What to produce: Check each line of the material. Copy those containing "milliers".

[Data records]

- - - - - - -

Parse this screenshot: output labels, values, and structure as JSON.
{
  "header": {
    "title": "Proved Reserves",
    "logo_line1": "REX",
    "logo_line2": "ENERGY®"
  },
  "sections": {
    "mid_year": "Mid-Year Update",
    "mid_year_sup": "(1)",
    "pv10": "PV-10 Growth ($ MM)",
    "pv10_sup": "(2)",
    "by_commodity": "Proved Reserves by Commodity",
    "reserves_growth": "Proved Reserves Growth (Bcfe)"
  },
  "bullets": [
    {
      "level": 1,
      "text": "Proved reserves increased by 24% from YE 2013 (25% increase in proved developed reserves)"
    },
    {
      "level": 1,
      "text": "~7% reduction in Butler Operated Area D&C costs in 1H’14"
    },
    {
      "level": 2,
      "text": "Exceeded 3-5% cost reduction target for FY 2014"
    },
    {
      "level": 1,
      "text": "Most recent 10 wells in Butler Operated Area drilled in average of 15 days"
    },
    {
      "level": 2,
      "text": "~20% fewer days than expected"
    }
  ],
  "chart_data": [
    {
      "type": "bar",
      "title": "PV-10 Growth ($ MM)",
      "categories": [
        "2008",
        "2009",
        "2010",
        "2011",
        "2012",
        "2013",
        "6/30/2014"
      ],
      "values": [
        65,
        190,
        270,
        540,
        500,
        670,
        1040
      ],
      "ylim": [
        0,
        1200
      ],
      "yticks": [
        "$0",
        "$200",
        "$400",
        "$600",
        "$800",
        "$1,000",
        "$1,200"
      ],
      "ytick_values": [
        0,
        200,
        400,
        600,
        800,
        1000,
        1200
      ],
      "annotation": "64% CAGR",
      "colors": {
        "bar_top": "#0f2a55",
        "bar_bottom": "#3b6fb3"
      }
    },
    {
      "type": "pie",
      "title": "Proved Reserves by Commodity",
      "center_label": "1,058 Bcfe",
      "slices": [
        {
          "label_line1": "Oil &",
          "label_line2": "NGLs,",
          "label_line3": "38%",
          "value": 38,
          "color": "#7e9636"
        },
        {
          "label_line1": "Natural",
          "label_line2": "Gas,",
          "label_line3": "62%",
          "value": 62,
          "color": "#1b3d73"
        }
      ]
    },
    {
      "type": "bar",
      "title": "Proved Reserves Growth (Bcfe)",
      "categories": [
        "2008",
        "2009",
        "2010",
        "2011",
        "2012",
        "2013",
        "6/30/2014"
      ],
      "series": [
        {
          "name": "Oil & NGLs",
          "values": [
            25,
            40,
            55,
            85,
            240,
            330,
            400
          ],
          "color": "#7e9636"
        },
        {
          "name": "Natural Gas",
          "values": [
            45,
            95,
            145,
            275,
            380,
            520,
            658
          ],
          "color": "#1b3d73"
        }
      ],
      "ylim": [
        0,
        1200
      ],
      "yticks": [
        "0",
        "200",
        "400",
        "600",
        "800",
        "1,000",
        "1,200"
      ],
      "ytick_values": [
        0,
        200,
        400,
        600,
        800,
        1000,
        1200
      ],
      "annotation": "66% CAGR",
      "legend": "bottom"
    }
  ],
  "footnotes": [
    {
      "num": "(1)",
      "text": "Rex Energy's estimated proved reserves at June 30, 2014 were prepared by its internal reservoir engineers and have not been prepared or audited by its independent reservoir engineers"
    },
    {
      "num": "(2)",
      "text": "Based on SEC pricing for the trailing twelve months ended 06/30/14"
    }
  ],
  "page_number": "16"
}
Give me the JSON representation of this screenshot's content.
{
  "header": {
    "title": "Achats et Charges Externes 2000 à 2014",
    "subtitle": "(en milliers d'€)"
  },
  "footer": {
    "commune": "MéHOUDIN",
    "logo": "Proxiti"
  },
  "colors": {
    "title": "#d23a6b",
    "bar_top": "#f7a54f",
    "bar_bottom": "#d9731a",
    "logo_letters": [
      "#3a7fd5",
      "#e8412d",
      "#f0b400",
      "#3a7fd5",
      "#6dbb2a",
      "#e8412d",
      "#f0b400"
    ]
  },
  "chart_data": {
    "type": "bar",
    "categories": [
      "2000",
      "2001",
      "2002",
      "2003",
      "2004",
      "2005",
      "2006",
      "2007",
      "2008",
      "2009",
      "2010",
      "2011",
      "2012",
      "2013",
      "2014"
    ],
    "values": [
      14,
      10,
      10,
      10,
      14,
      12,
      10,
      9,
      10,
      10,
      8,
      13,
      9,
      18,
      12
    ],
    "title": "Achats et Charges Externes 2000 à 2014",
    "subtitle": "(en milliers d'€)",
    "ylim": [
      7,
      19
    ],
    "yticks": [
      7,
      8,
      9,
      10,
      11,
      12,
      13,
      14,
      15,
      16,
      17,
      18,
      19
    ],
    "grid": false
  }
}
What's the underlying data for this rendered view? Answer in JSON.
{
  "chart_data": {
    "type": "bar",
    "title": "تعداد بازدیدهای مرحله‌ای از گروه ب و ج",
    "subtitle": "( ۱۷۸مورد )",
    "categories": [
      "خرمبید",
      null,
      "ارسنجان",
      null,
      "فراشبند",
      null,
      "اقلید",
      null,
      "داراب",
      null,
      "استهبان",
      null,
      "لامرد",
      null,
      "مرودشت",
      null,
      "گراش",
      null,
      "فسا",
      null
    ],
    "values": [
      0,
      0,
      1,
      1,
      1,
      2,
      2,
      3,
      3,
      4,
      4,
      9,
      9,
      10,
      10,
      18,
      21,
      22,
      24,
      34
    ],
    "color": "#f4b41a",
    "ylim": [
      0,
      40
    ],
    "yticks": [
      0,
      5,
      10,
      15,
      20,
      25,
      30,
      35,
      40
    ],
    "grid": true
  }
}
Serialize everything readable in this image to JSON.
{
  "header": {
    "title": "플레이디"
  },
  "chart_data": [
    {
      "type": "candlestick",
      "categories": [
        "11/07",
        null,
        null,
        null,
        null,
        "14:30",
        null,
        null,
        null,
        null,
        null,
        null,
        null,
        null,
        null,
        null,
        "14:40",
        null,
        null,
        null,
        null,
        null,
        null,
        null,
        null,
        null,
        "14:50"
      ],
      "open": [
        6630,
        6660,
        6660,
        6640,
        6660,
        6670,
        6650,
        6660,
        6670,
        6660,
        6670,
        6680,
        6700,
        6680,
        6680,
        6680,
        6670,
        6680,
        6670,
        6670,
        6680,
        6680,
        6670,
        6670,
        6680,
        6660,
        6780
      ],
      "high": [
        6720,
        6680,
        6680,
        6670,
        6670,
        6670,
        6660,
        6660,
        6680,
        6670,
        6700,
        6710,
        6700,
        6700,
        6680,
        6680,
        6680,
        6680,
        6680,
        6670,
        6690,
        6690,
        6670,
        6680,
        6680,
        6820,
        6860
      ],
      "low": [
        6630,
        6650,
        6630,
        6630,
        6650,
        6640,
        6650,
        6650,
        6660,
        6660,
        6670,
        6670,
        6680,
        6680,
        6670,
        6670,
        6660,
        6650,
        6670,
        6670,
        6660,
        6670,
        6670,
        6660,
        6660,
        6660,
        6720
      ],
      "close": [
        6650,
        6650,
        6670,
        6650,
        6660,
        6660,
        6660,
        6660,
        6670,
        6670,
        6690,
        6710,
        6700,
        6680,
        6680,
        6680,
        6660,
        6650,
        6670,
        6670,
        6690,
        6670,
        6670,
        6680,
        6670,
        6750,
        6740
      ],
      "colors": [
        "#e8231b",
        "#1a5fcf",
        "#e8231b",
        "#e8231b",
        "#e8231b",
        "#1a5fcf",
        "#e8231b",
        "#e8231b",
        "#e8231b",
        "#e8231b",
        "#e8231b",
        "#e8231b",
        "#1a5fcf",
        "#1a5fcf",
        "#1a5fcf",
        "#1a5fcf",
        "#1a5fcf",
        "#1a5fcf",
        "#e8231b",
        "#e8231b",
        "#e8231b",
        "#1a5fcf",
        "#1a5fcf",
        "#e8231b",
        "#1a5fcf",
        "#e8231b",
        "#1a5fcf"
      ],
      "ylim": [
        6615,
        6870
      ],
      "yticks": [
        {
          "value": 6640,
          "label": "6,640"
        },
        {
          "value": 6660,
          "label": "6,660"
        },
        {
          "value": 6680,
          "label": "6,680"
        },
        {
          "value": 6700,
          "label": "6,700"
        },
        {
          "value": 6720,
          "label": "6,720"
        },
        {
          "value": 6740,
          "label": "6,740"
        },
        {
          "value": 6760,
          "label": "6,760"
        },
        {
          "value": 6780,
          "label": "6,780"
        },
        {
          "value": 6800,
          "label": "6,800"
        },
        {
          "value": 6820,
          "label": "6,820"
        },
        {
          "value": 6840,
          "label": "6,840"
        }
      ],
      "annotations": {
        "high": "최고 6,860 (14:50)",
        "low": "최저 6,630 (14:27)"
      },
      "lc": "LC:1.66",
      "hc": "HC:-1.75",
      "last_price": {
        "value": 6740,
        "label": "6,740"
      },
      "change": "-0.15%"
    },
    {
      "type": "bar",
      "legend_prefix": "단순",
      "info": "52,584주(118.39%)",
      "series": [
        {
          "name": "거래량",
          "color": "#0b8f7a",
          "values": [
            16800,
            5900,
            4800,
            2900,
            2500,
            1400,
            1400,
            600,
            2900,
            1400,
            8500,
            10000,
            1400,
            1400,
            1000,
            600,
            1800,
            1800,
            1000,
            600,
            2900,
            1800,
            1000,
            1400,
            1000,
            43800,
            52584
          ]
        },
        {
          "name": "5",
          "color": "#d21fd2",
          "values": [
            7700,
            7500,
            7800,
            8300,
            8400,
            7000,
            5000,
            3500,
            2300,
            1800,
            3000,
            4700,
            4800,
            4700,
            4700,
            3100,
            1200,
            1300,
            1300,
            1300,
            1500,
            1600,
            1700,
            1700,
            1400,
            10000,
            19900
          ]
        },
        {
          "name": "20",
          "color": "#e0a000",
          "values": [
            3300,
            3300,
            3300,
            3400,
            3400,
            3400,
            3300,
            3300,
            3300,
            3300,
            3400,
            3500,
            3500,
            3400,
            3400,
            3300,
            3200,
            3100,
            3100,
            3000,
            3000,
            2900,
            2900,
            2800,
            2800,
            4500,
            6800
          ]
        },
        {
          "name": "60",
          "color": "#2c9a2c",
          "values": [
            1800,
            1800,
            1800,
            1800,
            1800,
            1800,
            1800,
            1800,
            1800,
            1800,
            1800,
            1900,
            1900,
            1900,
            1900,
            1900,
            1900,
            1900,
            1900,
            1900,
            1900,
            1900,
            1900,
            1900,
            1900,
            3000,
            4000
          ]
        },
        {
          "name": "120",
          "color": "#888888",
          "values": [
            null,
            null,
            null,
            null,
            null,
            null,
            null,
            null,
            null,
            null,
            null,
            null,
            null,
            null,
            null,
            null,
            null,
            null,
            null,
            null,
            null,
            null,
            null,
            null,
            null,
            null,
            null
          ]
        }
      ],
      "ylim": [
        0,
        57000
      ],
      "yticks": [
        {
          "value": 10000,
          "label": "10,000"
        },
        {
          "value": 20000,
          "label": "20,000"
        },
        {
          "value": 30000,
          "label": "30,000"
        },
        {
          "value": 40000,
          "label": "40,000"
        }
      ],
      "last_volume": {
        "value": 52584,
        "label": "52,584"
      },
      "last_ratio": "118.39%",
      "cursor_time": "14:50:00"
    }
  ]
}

- - - - - - -

Answer to this exercise:
    "subtitle": "(en milliers d'€)"
    "subtitle": "(en milliers d'€)",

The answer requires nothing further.